WHAT YOU HAVE TO DO: From the listing below, pull out all lines with "their" in them.

[Data entries]
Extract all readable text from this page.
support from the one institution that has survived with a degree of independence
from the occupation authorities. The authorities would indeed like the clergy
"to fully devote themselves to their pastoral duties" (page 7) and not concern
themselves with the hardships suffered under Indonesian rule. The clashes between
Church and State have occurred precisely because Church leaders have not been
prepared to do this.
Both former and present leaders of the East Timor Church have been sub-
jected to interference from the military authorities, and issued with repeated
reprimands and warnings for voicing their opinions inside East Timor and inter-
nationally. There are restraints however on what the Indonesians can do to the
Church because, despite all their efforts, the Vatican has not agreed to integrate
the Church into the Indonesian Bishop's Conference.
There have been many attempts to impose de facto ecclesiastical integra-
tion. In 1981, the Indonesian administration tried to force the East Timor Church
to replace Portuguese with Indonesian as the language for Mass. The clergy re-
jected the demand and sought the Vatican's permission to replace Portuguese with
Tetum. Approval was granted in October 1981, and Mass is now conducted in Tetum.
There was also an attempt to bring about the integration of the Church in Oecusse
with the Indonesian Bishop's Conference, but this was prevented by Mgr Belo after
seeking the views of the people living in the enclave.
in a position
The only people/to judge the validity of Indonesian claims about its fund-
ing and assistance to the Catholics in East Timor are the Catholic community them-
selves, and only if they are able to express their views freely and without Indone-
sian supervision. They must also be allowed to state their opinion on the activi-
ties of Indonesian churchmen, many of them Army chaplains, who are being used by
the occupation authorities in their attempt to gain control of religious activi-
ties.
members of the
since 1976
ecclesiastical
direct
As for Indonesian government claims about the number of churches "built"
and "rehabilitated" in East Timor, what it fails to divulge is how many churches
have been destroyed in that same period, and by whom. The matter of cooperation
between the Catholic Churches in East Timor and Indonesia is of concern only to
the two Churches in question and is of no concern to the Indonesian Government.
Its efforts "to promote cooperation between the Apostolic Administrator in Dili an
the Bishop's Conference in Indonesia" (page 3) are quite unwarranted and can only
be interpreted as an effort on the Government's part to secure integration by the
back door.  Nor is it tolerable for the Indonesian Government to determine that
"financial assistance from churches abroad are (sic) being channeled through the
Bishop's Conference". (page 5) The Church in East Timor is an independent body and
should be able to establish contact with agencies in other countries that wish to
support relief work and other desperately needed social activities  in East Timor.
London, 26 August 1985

RESULT OF THE TASK:
"to fully devote themselves to their pastoral duties" (page 7) and not concern
reprimands and warnings for voicing their opinions inside East Timor and inter-
Church because, despite all their efforts, the Vatican has not agreed to integrate
selves, and only if they are able to express their views freely and without Indone-
sian supervision. They must also be allowed to state their opinion on the activi-
the occupation authorities in their attempt to gain control of religious activi-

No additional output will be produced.